### [Stated goal]
Write out all of the entries exactly as given.

### [Source material]
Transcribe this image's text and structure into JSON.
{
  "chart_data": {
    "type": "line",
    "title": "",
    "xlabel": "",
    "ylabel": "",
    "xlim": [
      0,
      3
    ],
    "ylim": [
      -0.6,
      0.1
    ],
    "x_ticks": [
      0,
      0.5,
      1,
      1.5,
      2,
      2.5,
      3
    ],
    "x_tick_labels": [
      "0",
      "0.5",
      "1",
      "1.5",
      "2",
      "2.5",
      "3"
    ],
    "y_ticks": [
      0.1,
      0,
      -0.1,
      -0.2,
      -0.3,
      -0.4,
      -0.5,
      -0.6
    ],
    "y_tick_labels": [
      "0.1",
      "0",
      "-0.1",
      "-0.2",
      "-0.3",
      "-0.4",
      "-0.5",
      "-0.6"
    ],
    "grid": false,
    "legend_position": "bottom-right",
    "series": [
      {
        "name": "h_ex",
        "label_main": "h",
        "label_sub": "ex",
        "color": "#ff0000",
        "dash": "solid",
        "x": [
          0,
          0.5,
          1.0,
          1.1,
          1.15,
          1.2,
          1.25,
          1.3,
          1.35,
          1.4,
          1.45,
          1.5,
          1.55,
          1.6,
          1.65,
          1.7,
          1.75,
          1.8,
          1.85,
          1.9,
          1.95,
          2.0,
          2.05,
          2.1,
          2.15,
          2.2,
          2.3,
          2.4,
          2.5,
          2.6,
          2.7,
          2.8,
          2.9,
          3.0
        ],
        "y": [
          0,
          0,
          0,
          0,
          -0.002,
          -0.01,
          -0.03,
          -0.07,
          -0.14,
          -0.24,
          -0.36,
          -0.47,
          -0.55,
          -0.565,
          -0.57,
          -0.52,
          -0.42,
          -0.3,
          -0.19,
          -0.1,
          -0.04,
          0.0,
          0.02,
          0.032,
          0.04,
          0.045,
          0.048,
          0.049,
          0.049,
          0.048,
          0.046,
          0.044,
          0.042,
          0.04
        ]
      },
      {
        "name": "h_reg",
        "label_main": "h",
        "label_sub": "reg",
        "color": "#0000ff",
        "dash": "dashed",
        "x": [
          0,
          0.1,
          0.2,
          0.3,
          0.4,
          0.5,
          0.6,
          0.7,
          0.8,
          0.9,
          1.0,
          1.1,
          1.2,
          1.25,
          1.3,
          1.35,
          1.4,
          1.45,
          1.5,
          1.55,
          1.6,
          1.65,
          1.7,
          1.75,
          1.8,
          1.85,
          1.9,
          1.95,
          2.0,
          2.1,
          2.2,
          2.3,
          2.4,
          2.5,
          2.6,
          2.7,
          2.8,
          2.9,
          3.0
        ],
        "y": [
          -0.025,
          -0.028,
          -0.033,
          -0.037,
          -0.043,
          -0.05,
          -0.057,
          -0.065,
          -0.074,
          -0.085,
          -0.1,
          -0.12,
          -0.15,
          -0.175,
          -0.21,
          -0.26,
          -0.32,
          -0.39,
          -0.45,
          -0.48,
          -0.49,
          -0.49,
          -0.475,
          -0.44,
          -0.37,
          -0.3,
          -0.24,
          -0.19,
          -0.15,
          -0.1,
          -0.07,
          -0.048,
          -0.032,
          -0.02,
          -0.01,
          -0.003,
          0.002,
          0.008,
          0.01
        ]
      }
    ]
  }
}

### [Reply]
Transcribe this image's text and structure into JSON.
{
  "chart_data": {
    "type": "line",
    "title": "",
    "xlabel": "",
    "ylabel": "",
    "xlim": [
      0,
      3
    ],
    "ylim": [
      -0.6,
      0.1
    ],
    "x_ticks": [
      0,
      0.5,
      1,
      1.5,
      2,
      2.5,
      3
    ],
    "x_tick_labels": [
      "0",
      "0.5",
      "1",
      "1.5",
      "2",
      "2.5",
      "3"
    ],
    "y_ticks": [
      0.1,
      0,
      -0.1,
      -0.2,
      -0.3,
      -0.4,
      -0.5,
      -0.6
    ],
    "y_tick_labels": [
      "0.1",
      "0",
      "-0.1",
      "-0.2",
      "-0.3",
      "-0.4",
      "-0.5",
      "-0.6"
    ],
    "grid": false,
    "legend_position": "bottom-right",
    "series": [
      {
        "name": "h_ex",
        "label_main": "h",
        "label_sub": "ex",
        "color": "#ff0000",
        "dash": "solid",
        "x": [
          0,
          0.5,
          1.0,
          1.1,
          1.15,
          1.2,
          1.25,
          1.3,
          1.35,
          1.4,
          1.45,
          1.5,
          1.55,
          1.6,
          1.65,
          1.7,
          1.75,
          1.8,
          1.85,
          1.9,
          1.95,
          2.0,
          2.05,
          2.1,
          2.15,
          2.2,
          2.3,
          2.4,
          2.5,
          2.6,
          2.7,
          2.8,
          2.9,
          3.0
        ],
        "y": [
          0,
          0,
          0,
          0,
          -0.002,
          -0.01,
          -0.03,
          -0.07,
          -0.14,
          -0.24,
          -0.36,
          -0.47,
          -0.55,
          -0.565,
          -0.57,
          -0.52,
          -0.42,
          -0.3,
          -0.19,
          -0.1,
          -0.04,
          0.0,
          0.02,
          0.032,
          0.04,
          0.045,
          0.048,
          0.049,
          0.049,
          0.048,
          0.046,
          0.044,
          0.042,
          0.04
        ]
      },
      {
        "name": "h_reg",
        "label_main": "h",
        "label_sub": "reg",
        "color": "#0000ff",
        "dash": "dashed",
        "x": [
          0,
          0.1,
          0.2,
          0.3,
          0.4,
          0.5,
          0.6,
          0.7,
          0.8,
          0.9,
          1.0,
          1.1,
          1.2,
          1.25,
          1.3,
          1.35,
          1.4,
          1.45,
          1.5,
          1.55,
          1.6,
          1.65,
          1.7,
          1.75,
          1.8,
          1.85,
          1.9,
          1.95,
          2.0,
          2.1,
          2.2,
          2.3,
          2.4,
          2.5,
          2.6,
          2.7,
          2.8,
          2.9,
          3.0
        ],
        "y": [
          -0.025,
          -0.028,
          -0.033,
          -0.037,
          -0.043,
          -0.05,
          -0.057,
          -0.065,
          -0.074,
          -0.085,
          -0.1,
          -0.12,
          -0.15,
          -0.175,
          -0.21,
          -0.26,
          -0.32,
          -0.39,
          -0.45,
          -0.48,
          -0.49,
          -0.49,
          -0.475,
          -0.44,
          -0.37,
          -0.3,
          -0.24,
          -0.19,
          -0.15,
          -0.1,
          -0.07,
          -0.048,
          -0.032,
          -0.02,
          -0.01,
          -0.003,
          0.002,
          0.008,
          0.01
        ]
      }
    ]
  }
}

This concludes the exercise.